Stated problem.
Give back the whole listing exactly as shown.

Entries.
:::

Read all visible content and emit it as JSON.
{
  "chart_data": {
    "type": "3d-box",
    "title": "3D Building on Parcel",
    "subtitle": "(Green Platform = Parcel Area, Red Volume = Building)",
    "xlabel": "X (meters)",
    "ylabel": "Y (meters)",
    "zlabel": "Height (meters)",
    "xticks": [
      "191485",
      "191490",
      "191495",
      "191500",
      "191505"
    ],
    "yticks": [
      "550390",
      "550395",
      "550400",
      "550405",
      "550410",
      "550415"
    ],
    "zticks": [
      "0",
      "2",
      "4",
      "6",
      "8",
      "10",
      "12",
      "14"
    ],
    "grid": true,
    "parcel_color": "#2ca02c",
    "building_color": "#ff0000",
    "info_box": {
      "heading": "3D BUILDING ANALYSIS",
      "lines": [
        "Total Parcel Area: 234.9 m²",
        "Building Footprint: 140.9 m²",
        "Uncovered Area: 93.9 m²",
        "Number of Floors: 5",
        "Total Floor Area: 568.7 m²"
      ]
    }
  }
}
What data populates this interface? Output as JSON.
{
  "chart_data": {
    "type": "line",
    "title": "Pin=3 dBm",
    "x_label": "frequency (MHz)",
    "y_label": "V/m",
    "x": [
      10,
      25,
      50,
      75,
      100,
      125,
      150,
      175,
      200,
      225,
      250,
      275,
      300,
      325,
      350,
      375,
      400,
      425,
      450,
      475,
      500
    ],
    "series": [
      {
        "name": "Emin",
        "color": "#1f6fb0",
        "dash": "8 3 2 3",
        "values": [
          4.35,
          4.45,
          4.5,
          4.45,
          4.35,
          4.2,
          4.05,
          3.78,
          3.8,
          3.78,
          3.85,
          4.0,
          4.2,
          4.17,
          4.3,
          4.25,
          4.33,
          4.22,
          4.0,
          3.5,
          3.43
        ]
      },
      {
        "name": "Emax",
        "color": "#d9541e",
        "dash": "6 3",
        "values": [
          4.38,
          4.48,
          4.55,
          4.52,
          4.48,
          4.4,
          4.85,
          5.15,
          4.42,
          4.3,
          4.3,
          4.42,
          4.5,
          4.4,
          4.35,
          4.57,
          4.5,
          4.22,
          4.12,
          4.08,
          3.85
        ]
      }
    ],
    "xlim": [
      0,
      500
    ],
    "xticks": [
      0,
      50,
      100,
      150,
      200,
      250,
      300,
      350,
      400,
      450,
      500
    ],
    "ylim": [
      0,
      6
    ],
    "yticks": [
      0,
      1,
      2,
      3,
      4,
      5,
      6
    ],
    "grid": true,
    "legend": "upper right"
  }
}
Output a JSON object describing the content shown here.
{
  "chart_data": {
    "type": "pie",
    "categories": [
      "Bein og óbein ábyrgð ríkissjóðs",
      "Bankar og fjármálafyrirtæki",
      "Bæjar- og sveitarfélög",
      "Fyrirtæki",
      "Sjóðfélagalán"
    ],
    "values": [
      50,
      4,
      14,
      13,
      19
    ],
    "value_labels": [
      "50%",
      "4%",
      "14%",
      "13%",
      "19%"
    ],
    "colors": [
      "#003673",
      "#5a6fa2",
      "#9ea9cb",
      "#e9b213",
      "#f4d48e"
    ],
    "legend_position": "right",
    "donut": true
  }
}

:::

Written response.
Read all visible content and emit it as JSON.
{
  "chart_data": {
    "type": "3d-box",
    "title": "3D Building on Parcel",
    "subtitle": "(Green Platform = Parcel Area, Red Volume = Building)",
    "xlabel": "X (meters)",
    "ylabel": "Y (meters)",
    "zlabel": "Height (meters)",
    "xticks": [
      "191485",
      "191490",
      "191495",
      "191500",
      "191505"
    ],
    "yticks": [
      "550390",
      "550395",
      "550400",
      "550405",
      "550410",
      "550415"
    ],
    "zticks": [
      "0",
      "2",
      "4",
      "6",
      "8",
      "10",
      "12",
      "14"
    ],
    "grid": true,
    "parcel_color": "#2ca02c",
    "building_color": "#ff0000",
    "info_box": {
      "heading": "3D BUILDING ANALYSIS",
      "lines": [
        "Total Parcel Area: 234.9 m²",
        "Building Footprint: 140.9 m²",
        "Uncovered Area: 93.9 m²",
        "Number of Floors: 5",
        "Total Floor Area: 568.7 m²"
      ]
    }
  }
}
What data populates this interface? Output as JSON.
{
  "chart_data": {
    "type": "line",
    "title": "Pin=3 dBm",
    "x_label": "frequency (MHz)",
    "y_label": "V/m",
    "x": [
      10,
      25,
      50,
      75,
      100,
      125,
      150,
      175,
      200,
      225,
      250,
      275,
      300,
      325,
      350,
      375,
      400,
      425,
      450,
      475,
      500
    ],
    "series": [
      {
        "name": "Emin",
        "color": "#1f6fb0",
        "dash": "8 3 2 3",
        "values": [
          4.35,
          4.45,
          4.5,
          4.45,
          4.35,
          4.2,
          4.05,
          3.78,
          3.8,
          3.78,
          3.85,
          4.0,
          4.2,
          4.17,
          4.3,
          4.25,
          4.33,
          4.22,
          4.0,
          3.5,
          3.43
        ]
      },
      {
        "name": "Emax",
        "color": "#d9541e",
        "dash": "6 3",
        "values": [
          4.38,
          4.48,
          4.55,
          4.52,
          4.48,
          4.4,
          4.85,
          5.15,
          4.42,
          4.3,
          4.3,
          4.42,
          4.5,
          4.4,
          4.35,
          4.57,
          4.5,
          4.22,
          4.12,
          4.08,
          3.85
        ]
      }
    ],
    "xlim": [
      0,
      500
    ],
    "xticks": [
      0,
      50,
      100,
      150,
      200,
      250,
      300,
      350,
      400,
      450,
      500
    ],
    "ylim": [
      0,
      6
    ],
    "yticks": [
      0,
      1,
      2,
      3,
      4,
      5,
      6
    ],
    "grid": true,
    "legend": "upper right"
  }
}
Output a JSON object describing the content shown here.
{
  "chart_data": {
    "type": "pie",
    "categories": [
      "Bein og óbein ábyrgð ríkissjóðs",
      "Bankar og fjármálafyrirtæki",
      "Bæjar- og sveitarfélög",
      "Fyrirtæki",
      "Sjóðfélagalán"
    ],
    "values": [
      50,
      4,
      14,
      13,
      19
    ],
    "value_labels": [
      "50%",
      "4%",
      "14%",
      "13%",
      "19%"
    ],
    "colors": [
      "#003673",
      "#5a6fa2",
      "#9ea9cb",
      "#e9b213",
      "#f4d48e"
    ],
    "legend_position": "right",
    "donut": true
  }
}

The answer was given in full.